* **Provided data**:
════════════════
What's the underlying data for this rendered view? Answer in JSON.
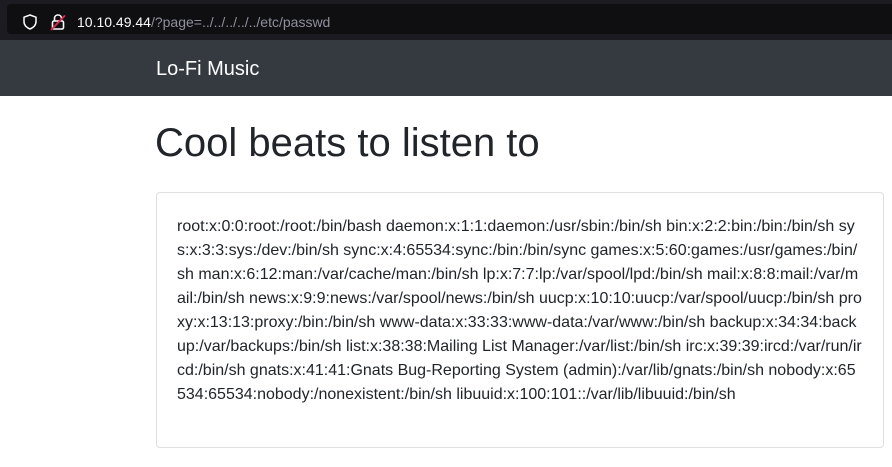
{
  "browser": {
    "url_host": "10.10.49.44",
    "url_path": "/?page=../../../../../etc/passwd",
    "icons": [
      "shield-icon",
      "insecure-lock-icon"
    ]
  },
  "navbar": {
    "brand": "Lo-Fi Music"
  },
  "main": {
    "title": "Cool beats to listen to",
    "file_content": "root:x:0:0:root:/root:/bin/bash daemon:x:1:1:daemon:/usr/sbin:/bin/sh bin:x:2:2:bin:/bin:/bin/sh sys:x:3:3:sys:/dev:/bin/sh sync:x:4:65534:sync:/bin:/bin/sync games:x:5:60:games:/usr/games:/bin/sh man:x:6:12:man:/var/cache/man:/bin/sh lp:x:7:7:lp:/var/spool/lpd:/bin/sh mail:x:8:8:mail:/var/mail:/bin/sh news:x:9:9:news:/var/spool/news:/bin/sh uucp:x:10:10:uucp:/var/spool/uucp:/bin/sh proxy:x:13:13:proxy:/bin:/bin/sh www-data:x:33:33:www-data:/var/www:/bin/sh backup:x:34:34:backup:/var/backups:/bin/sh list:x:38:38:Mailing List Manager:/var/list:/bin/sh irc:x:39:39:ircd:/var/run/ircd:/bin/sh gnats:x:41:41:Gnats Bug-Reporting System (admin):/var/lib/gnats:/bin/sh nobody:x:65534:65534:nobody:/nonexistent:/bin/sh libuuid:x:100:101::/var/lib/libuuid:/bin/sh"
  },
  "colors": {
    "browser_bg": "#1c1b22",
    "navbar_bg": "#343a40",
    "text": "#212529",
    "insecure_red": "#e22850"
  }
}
════════════════
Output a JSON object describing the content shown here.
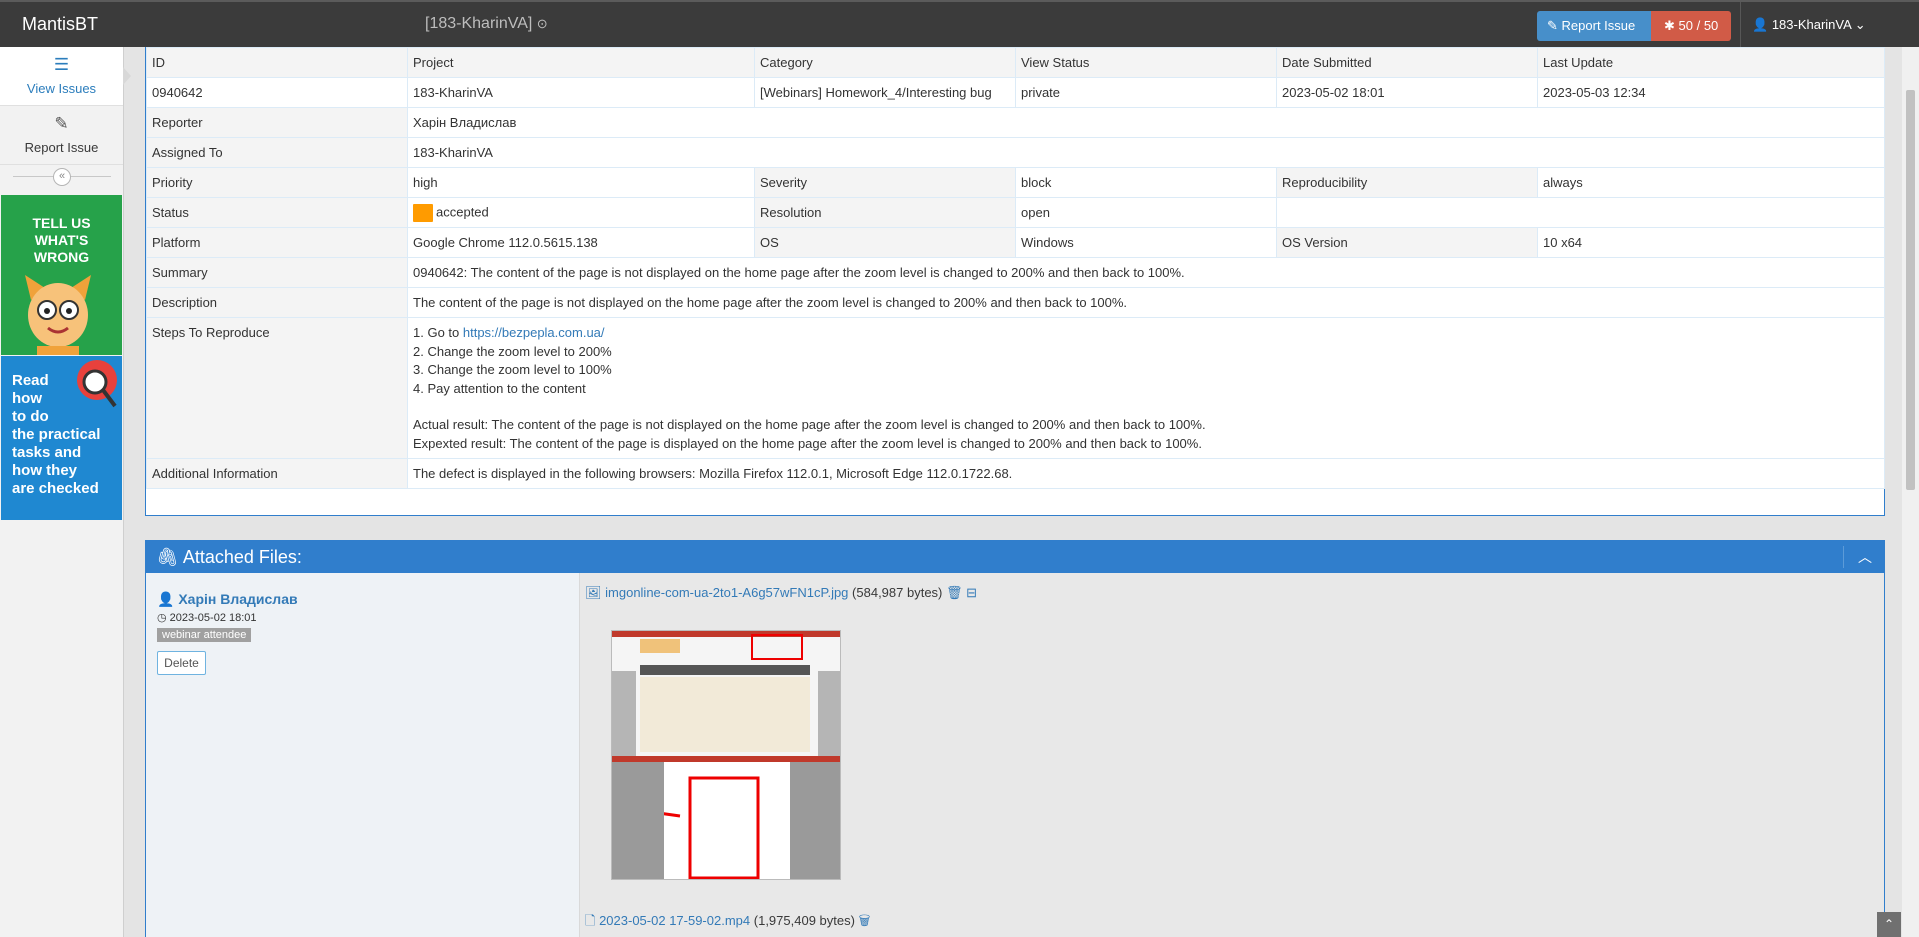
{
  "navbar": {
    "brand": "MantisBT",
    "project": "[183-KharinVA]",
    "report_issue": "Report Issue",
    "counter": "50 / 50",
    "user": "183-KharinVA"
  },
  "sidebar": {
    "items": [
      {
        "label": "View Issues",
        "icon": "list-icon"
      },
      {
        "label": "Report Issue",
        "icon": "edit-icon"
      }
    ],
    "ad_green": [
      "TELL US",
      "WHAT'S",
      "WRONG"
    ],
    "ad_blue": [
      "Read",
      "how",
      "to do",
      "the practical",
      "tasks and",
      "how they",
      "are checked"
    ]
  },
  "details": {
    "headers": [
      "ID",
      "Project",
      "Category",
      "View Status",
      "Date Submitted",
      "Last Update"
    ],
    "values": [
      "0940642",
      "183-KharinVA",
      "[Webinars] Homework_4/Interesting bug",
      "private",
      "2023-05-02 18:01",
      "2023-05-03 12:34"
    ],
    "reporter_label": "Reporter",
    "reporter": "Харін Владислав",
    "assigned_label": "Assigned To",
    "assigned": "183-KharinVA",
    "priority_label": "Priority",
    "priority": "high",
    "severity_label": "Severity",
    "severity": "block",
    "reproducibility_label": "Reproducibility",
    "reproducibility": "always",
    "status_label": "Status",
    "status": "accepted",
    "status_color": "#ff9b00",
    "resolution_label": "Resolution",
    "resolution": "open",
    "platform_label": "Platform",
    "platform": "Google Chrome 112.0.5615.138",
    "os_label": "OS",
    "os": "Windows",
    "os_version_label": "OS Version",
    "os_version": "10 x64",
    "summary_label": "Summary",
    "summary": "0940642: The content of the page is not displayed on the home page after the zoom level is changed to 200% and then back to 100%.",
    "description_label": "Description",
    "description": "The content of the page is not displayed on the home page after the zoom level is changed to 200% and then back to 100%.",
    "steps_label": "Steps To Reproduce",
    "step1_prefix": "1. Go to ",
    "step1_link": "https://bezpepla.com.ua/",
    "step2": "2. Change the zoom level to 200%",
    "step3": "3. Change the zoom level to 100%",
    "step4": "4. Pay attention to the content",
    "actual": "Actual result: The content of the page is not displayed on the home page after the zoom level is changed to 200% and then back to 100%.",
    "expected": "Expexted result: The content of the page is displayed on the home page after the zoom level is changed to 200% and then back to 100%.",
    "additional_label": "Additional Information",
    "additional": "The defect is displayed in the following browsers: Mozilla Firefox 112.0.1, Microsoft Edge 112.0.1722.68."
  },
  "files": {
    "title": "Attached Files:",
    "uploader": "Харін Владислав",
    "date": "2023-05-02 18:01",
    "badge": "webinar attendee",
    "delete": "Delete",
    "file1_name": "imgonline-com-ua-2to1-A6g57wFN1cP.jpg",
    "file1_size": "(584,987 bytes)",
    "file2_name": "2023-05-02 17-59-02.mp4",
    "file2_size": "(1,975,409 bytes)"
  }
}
════════════════
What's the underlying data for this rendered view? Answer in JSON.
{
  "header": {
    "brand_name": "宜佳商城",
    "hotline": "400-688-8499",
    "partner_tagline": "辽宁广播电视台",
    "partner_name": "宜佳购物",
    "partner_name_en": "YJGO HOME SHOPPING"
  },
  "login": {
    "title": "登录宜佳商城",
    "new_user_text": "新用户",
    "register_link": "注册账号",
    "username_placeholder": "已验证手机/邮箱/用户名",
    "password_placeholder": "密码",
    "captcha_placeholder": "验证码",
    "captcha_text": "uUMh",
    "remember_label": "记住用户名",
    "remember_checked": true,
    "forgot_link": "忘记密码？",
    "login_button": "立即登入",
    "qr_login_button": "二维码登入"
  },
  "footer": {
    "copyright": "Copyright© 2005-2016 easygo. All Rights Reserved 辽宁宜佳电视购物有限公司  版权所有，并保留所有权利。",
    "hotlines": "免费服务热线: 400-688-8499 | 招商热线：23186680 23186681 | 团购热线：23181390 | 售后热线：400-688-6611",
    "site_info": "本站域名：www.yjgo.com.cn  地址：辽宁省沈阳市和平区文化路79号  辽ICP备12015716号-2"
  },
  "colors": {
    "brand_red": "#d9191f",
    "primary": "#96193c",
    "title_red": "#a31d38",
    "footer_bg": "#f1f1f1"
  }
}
════════════════
* **Your task**: Nothing but a number is needed here: how many lines hold the string "result"?

* **Expected answer**: 2